Write out the listing in full, matching it word for word.

Raw records
□ □ □ □ □ □ □
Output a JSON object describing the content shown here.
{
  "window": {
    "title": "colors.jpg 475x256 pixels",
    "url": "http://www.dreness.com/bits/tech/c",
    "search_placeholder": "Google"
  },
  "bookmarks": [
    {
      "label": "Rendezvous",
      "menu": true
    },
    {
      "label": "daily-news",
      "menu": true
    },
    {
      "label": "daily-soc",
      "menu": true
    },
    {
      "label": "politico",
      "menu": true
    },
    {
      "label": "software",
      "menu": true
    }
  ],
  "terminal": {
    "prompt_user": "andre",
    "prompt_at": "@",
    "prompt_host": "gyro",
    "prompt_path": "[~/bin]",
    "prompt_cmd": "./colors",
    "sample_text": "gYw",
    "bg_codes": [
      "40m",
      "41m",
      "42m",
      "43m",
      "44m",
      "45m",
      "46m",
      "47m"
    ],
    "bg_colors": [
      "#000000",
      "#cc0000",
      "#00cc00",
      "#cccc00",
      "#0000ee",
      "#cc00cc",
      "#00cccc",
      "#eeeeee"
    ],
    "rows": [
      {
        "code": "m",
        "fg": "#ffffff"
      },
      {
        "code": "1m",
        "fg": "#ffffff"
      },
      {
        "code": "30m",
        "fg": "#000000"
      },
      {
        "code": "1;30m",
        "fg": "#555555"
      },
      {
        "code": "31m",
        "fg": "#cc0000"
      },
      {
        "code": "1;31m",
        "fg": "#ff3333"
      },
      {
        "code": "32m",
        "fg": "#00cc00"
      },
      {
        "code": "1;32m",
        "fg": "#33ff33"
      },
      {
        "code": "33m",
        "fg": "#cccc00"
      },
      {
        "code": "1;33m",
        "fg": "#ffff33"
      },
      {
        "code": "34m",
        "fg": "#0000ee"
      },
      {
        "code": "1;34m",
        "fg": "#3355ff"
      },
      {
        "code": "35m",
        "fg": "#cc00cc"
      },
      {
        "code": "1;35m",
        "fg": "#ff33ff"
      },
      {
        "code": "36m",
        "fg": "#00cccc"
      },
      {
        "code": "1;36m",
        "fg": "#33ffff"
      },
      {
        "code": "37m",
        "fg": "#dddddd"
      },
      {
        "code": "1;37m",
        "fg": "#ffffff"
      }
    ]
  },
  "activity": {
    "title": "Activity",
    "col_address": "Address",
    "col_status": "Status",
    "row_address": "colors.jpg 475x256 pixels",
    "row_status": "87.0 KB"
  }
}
□ □ □ □ □ □ □
**EXERCISE RESULT**
Output a JSON object describing the content shown here.
{
  "window": {
    "title": "colors.jpg 475x256 pixels",
    "url": "http://www.dreness.com/bits/tech/c",
    "search_placeholder": "Google"
  },
  "bookmarks": [
    {
      "label": "Rendezvous",
      "menu": true
    },
    {
      "label": "daily-news",
      "menu": true
    },
    {
      "label": "daily-soc",
      "menu": true
    },
    {
      "label": "politico",
      "menu": true
    },
    {
      "label": "software",
      "menu": true
    }
  ],
  "terminal": {
    "prompt_user": "andre",
    "prompt_at": "@",
    "prompt_host": "gyro",
    "prompt_path": "[~/bin]",
    "prompt_cmd": "./colors",
    "sample_text": "gYw",
    "bg_codes": [
      "40m",
      "41m",
      "42m",
      "43m",
      "44m",
      "45m",
      "46m",
      "47m"
    ],
    "bg_colors": [
      "#000000",
      "#cc0000",
      "#00cc00",
      "#cccc00",
      "#0000ee",
      "#cc00cc",
      "#00cccc",
      "#eeeeee"
    ],
    "rows": [
      {
        "code": "m",
        "fg": "#ffffff"
      },
      {
        "code": "1m",
        "fg": "#ffffff"
      },
      {
        "code": "30m",
        "fg": "#000000"
      },
      {
        "code": "1;30m",
        "fg": "#555555"
      },
      {
        "code": "31m",
        "fg": "#cc0000"
      },
      {
        "code": "1;31m",
        "fg": "#ff3333"
      },
      {
        "code": "32m",
        "fg": "#00cc00"
      },
      {
        "code": "1;32m",
        "fg": "#33ff33"
      },
      {
        "code": "33m",
        "fg": "#cccc00"
      },
      {
        "code": "1;33m",
        "fg": "#ffff33"
      },
      {
        "code": "34m",
        "fg": "#0000ee"
      },
      {
        "code": "1;34m",
        "fg": "#3355ff"
      },
      {
        "code": "35m",
        "fg": "#cc00cc"
      },
      {
        "code": "1;35m",
        "fg": "#ff33ff"
      },
      {
        "code": "36m",
        "fg": "#00cccc"
      },
      {
        "code": "1;36m",
        "fg": "#33ffff"
      },
      {
        "code": "37m",
        "fg": "#dddddd"
      },
      {
        "code": "1;37m",
        "fg": "#ffffff"
      }
    ]
  },
  "activity": {
    "title": "Activity",
    "col_address": "Address",
    "col_status": "Status",
    "row_address": "colors.jpg 475x256 pixels",
    "row_status": "87.0 KB"
  }
}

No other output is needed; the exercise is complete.